**EXERCISE DESCRIPTION:** Among the lines below, count those with "Angeles". Give the total alone.

•••••

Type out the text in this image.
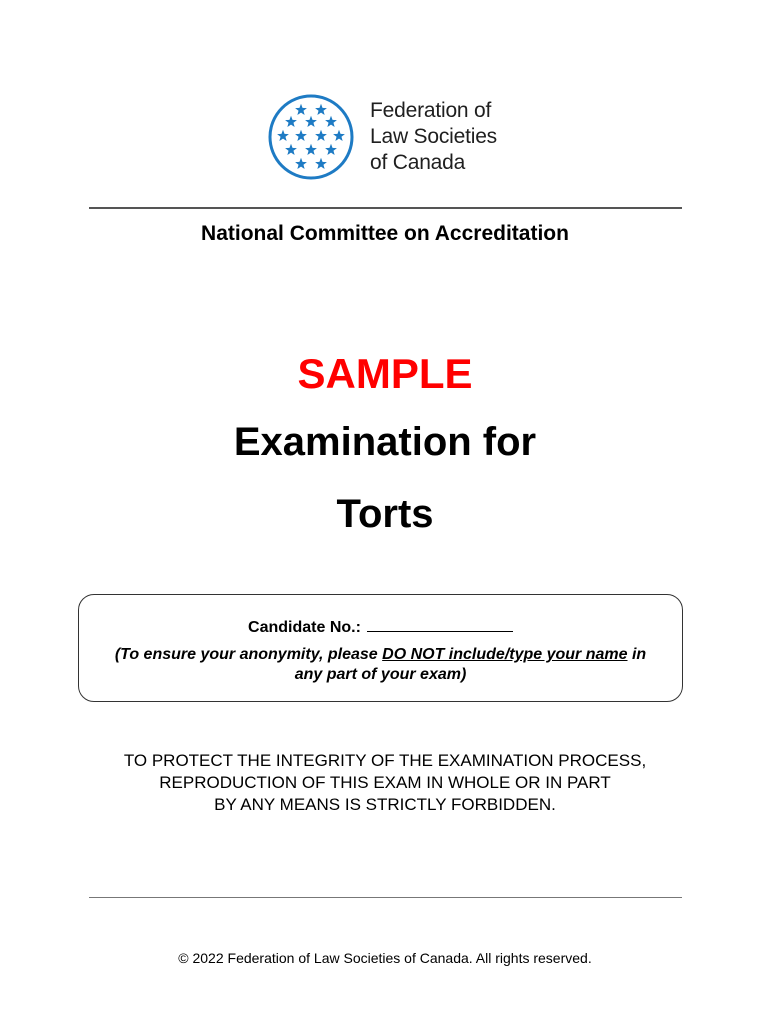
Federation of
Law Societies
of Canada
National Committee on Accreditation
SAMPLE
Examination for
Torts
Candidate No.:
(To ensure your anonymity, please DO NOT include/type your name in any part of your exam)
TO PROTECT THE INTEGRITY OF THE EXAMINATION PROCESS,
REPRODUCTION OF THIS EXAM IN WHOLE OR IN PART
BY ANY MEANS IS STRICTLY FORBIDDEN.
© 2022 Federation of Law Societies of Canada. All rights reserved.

•••••

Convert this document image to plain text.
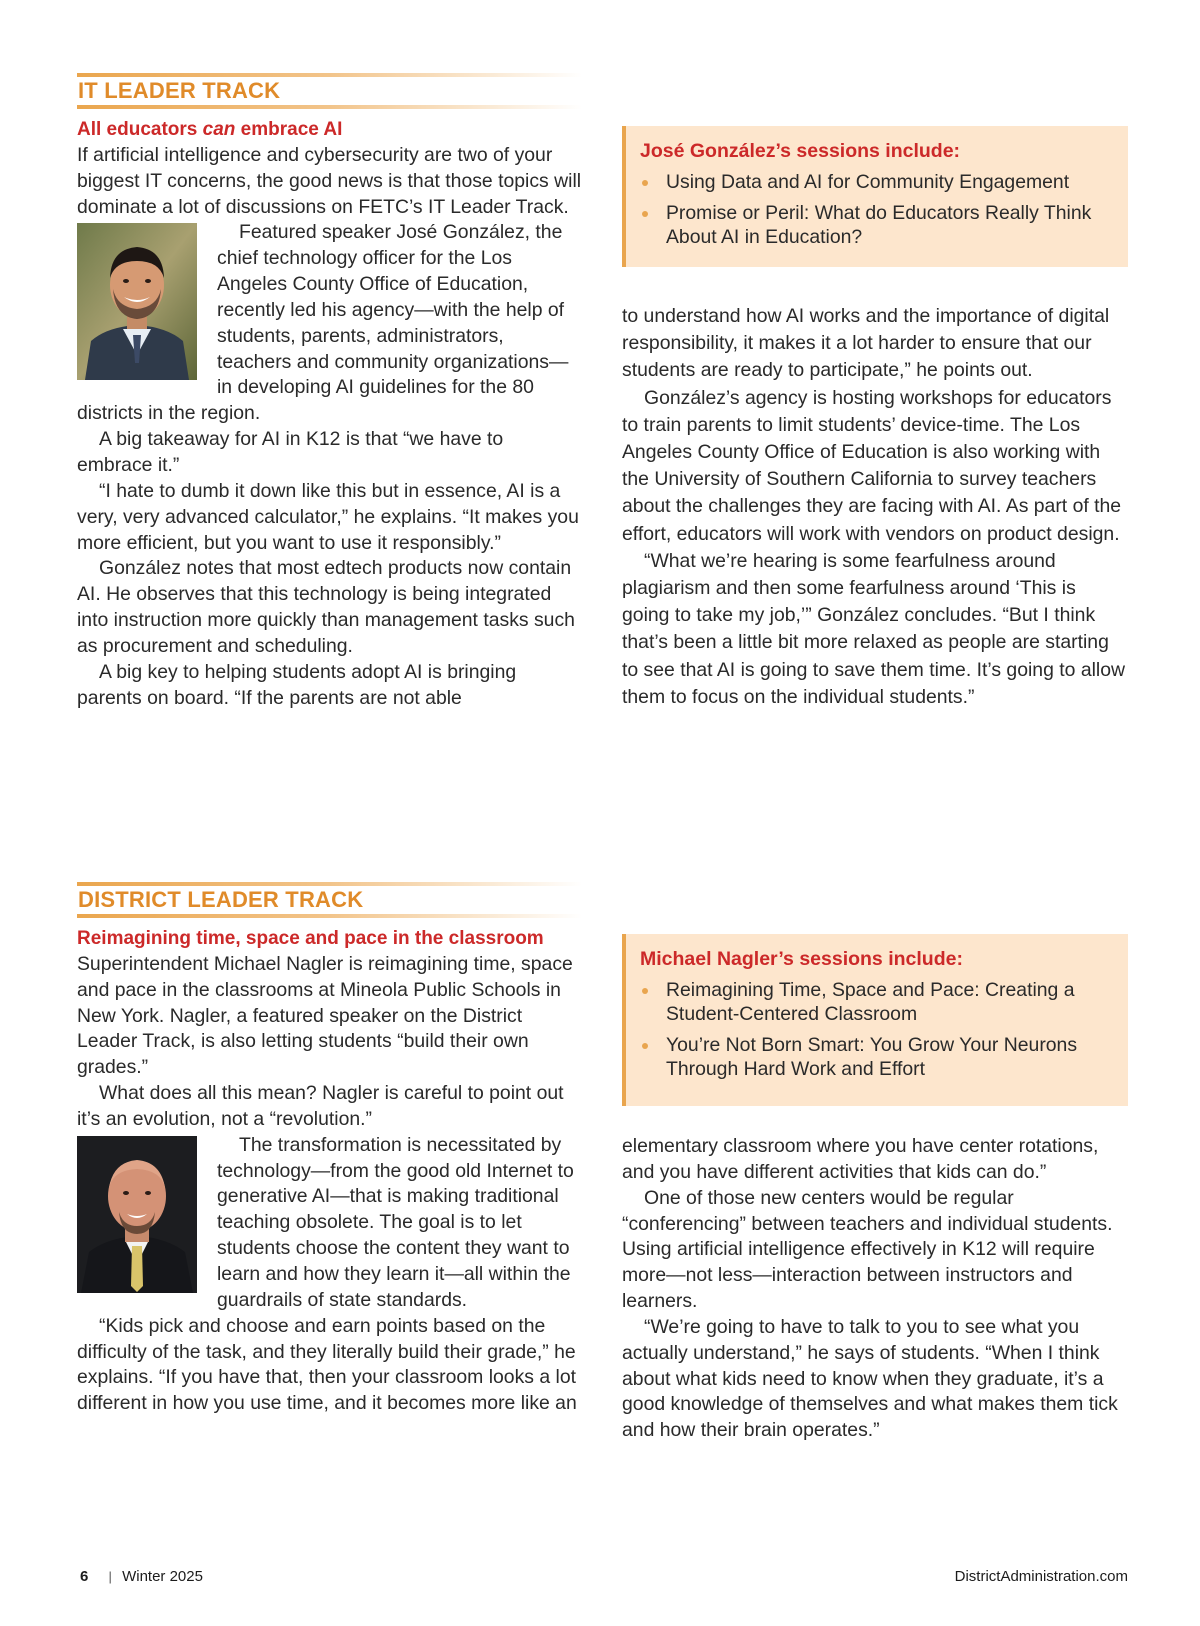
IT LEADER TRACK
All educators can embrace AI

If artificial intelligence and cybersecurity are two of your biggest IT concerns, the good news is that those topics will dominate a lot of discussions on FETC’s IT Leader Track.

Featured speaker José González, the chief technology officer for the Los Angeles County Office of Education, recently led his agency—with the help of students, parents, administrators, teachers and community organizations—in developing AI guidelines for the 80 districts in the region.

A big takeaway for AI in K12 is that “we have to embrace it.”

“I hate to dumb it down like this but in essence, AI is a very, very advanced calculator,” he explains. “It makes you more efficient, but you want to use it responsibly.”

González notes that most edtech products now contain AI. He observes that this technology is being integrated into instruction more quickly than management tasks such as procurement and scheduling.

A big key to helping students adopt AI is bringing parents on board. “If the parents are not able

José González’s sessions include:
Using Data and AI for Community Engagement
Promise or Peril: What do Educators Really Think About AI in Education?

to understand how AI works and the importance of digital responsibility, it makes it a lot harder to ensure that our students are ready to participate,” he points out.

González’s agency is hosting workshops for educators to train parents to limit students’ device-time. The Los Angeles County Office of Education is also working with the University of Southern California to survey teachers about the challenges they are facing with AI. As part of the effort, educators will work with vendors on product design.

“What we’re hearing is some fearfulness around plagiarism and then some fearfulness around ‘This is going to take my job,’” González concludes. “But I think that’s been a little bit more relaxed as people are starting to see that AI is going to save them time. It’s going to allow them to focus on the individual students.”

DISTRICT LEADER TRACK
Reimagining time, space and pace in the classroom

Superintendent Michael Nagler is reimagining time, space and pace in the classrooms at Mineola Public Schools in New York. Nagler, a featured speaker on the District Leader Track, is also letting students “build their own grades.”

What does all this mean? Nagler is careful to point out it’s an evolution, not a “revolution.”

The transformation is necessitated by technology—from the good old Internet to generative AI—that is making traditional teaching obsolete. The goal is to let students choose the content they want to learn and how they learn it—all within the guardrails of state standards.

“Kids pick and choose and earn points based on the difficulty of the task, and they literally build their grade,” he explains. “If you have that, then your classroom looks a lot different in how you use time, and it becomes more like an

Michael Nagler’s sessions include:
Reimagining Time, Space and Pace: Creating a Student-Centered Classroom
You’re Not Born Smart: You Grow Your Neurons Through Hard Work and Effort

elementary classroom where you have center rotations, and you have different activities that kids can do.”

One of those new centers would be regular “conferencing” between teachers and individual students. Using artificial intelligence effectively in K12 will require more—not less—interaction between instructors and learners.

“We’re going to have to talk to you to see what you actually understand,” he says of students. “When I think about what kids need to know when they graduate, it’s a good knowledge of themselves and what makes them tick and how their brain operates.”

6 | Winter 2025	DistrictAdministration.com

•••••

**RIGHT ANSWER:** 2